Directions: Find and copy the lines in the records beneath this task that contain the word "couple".

Dataset rows about figures:
-----

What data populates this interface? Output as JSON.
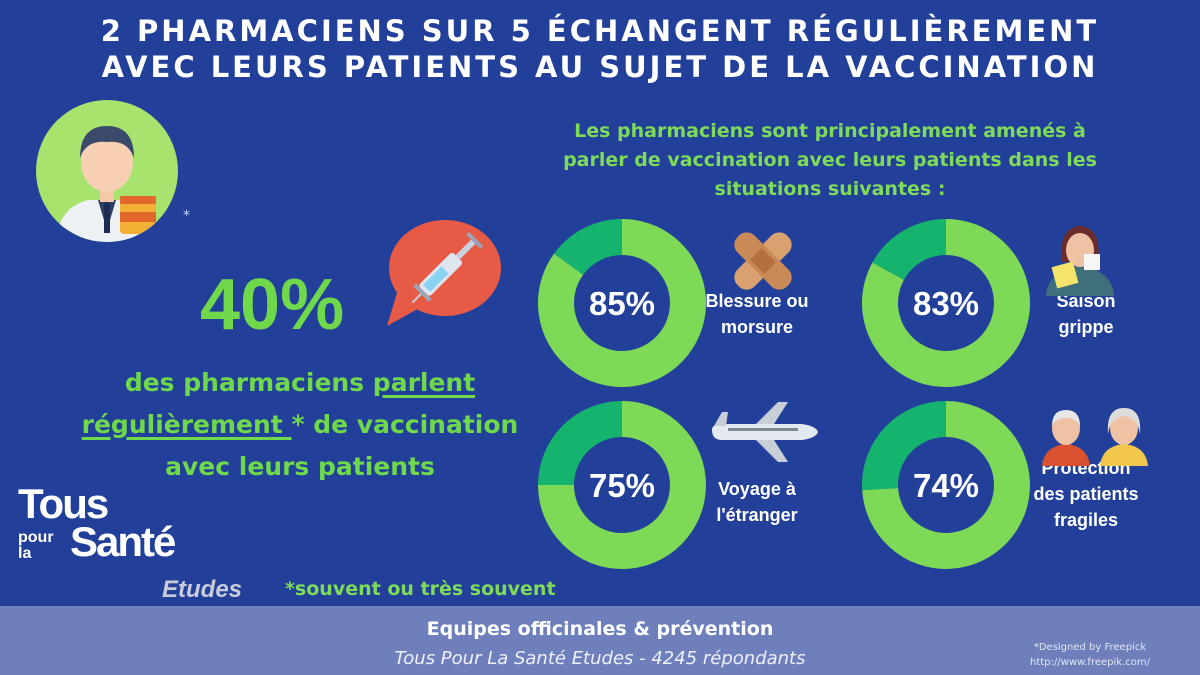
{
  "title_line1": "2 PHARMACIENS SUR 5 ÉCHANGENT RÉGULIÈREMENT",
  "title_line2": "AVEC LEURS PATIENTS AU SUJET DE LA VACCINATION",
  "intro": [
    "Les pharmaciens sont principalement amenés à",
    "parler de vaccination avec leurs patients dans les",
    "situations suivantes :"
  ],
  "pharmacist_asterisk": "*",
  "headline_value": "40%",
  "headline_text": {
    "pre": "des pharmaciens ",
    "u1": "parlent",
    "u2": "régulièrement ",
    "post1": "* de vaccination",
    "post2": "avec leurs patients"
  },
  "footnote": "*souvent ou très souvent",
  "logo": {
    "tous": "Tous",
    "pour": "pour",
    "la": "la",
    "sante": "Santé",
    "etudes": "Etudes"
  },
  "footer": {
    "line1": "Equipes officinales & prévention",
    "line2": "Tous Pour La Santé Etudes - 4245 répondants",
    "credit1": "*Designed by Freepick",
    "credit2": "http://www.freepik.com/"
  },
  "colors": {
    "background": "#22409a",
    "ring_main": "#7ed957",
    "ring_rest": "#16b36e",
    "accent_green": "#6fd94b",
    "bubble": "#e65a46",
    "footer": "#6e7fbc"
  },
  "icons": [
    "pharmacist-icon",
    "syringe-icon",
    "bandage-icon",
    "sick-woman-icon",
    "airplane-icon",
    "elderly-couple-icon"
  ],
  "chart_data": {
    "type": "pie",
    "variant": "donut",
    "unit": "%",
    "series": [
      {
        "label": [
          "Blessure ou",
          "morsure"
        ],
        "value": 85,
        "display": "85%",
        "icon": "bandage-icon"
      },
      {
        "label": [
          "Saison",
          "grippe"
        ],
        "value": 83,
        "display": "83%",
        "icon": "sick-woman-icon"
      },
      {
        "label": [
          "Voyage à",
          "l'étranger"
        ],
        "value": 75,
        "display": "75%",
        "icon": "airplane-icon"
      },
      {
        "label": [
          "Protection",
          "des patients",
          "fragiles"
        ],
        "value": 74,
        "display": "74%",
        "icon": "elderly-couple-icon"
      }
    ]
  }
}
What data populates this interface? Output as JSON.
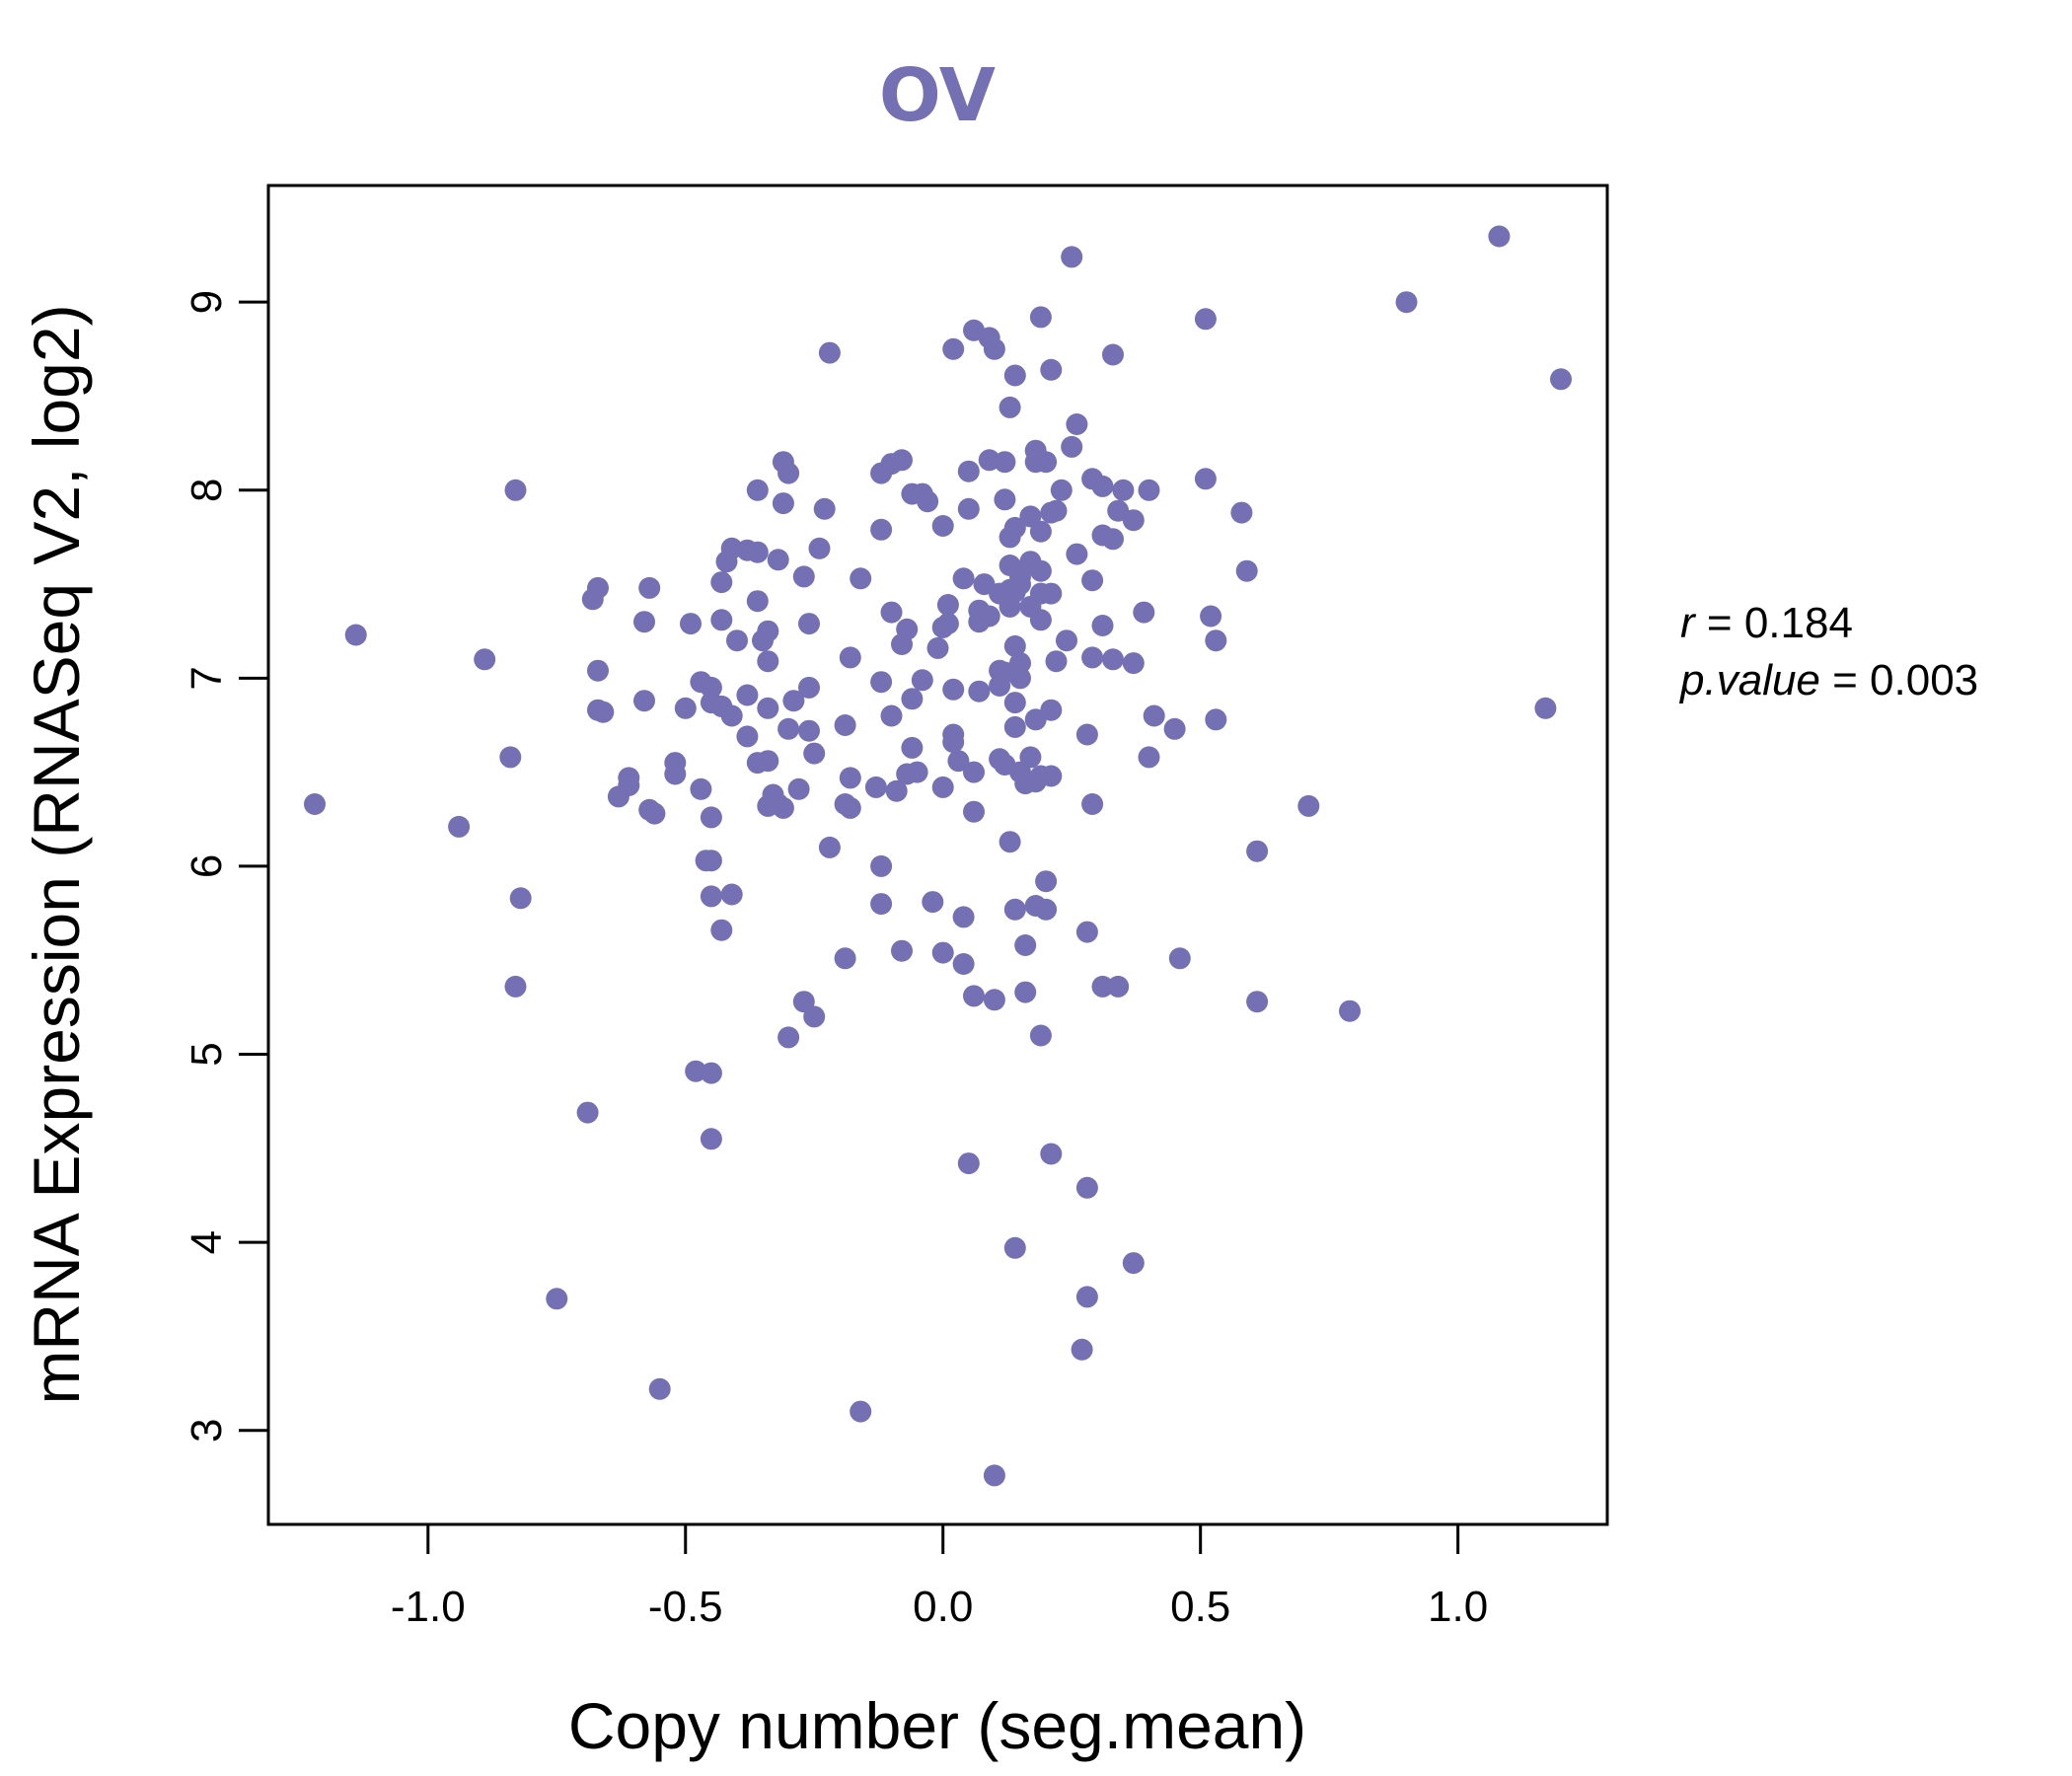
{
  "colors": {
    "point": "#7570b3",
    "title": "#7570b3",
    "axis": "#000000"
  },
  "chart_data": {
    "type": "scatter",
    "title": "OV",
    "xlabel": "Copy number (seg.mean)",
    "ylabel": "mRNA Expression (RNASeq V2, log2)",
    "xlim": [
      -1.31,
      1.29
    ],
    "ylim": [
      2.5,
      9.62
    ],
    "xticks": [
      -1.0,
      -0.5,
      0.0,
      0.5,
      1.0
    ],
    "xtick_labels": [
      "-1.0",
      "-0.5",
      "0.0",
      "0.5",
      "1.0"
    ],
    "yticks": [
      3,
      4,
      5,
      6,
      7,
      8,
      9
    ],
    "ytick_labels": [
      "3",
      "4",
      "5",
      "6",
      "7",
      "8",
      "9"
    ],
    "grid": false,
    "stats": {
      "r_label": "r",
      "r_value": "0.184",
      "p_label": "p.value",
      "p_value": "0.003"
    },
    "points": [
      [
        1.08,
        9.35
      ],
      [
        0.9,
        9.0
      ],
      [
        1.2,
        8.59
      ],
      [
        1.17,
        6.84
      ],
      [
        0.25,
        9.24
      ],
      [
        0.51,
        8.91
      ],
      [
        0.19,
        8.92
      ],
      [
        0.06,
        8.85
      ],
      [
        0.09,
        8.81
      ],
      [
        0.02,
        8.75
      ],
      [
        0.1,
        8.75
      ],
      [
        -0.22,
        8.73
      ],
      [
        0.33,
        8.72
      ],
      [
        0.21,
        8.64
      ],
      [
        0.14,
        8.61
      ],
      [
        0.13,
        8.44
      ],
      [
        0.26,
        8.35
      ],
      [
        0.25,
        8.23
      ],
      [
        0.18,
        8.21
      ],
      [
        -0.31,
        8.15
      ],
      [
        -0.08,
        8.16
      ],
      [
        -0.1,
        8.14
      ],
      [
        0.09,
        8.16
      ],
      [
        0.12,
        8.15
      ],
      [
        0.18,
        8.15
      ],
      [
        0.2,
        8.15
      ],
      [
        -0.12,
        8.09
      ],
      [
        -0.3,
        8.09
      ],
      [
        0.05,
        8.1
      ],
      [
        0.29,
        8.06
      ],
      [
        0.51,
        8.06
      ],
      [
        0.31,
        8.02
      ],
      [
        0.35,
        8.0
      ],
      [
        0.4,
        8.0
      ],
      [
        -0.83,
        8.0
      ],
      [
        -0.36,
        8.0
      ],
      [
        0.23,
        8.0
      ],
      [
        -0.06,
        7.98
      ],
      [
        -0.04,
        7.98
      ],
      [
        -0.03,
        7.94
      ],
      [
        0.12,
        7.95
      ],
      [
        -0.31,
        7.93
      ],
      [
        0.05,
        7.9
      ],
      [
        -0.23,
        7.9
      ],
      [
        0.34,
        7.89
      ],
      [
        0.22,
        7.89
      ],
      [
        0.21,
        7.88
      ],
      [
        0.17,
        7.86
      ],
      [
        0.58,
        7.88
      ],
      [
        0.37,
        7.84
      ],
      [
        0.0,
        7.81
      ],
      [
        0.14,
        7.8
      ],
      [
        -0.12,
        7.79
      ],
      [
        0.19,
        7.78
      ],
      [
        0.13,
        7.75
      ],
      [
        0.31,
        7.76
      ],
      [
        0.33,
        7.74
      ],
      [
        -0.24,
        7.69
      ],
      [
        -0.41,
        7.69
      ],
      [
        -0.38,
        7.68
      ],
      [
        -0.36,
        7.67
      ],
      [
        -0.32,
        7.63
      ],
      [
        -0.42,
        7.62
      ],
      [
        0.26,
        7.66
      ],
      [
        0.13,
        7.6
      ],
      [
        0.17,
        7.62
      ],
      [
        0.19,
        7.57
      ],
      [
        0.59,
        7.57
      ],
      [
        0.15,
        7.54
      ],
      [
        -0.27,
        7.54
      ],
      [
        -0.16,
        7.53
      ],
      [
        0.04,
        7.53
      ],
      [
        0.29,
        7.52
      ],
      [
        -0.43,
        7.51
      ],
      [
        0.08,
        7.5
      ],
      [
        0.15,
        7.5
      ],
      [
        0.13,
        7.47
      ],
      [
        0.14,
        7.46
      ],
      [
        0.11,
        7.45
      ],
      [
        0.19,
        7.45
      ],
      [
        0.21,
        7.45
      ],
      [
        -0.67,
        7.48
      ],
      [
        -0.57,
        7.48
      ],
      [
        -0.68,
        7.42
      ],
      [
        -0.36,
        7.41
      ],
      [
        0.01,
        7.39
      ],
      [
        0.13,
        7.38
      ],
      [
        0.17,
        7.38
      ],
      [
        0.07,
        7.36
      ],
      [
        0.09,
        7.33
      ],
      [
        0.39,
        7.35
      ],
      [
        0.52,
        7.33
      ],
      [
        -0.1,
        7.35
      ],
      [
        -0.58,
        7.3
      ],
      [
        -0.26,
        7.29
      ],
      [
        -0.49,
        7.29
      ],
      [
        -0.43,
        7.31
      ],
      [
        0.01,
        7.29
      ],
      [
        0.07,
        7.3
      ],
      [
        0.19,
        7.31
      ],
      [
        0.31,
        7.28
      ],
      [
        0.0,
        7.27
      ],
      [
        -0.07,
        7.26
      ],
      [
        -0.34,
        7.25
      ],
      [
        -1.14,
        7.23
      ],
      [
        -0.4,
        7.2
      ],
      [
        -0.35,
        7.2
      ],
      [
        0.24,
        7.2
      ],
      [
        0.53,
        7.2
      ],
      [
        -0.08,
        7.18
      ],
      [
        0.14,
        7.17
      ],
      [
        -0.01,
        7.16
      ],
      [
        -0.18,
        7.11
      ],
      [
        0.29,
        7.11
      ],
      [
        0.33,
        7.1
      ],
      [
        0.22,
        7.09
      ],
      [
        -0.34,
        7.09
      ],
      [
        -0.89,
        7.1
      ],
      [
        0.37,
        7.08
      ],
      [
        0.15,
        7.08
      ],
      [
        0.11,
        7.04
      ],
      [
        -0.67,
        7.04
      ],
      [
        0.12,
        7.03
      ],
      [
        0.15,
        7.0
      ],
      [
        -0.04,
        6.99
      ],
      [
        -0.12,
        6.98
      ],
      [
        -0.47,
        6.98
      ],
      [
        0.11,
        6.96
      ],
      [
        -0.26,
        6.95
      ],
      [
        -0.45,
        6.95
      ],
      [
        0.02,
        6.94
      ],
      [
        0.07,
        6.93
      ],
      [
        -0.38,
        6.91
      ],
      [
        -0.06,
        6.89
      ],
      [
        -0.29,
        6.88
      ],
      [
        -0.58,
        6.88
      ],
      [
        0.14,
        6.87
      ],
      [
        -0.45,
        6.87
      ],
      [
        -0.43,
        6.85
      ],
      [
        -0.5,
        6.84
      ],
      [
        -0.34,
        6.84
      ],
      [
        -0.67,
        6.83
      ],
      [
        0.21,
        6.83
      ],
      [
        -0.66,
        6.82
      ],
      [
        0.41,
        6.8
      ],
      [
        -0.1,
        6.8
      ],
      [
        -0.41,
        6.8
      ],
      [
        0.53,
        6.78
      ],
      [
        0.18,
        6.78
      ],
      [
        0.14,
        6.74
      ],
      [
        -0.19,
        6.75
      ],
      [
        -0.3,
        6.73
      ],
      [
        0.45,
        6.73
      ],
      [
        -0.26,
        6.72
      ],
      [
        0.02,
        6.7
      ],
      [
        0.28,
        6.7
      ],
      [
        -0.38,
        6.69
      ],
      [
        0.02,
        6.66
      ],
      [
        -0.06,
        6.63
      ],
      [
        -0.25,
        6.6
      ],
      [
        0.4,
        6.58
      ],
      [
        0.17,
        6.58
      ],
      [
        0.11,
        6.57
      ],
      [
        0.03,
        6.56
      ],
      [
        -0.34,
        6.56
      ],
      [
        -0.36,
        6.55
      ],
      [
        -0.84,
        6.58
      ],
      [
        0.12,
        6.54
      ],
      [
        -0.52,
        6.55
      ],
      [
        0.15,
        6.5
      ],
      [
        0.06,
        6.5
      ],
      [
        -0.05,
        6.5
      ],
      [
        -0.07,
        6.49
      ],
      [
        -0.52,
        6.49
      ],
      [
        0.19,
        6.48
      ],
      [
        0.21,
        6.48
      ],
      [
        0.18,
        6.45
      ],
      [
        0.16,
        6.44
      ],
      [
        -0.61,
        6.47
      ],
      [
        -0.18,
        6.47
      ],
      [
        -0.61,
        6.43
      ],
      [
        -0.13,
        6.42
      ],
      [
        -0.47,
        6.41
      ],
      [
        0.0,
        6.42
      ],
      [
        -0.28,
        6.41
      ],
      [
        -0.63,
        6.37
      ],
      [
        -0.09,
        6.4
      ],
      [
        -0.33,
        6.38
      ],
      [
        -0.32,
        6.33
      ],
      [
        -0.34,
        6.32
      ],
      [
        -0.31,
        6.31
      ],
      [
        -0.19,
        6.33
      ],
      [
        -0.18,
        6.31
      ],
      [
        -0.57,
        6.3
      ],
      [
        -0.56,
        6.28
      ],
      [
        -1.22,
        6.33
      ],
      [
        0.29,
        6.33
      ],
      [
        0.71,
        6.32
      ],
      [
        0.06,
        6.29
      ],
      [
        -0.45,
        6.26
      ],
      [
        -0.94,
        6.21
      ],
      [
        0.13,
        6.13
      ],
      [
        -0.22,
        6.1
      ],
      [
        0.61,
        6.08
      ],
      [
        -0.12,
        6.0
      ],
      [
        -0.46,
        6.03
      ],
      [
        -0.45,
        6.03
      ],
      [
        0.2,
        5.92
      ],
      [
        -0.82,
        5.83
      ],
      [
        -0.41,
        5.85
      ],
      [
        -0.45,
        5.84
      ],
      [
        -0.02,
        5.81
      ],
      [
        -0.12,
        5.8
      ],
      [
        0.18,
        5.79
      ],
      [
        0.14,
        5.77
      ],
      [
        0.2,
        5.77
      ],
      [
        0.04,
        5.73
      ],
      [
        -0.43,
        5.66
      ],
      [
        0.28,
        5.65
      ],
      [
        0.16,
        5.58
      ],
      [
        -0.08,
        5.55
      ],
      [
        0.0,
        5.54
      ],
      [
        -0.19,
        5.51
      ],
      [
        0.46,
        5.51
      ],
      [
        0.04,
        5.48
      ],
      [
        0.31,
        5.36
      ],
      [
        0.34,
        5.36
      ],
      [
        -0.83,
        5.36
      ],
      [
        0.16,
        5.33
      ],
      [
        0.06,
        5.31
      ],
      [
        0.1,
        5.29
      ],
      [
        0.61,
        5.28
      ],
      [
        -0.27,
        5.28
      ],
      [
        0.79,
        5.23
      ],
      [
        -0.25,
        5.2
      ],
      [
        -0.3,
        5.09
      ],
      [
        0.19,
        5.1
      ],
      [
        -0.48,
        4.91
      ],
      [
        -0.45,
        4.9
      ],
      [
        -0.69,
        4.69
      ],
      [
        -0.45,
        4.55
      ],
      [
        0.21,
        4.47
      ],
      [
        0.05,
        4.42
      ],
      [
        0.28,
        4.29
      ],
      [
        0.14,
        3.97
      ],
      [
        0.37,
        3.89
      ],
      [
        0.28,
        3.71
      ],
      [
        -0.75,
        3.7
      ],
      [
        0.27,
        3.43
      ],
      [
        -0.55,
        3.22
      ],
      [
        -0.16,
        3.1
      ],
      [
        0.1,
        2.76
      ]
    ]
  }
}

-----

Final answer:
    "elderly-couple-icon"
        "icon": "elderly-couple-icon"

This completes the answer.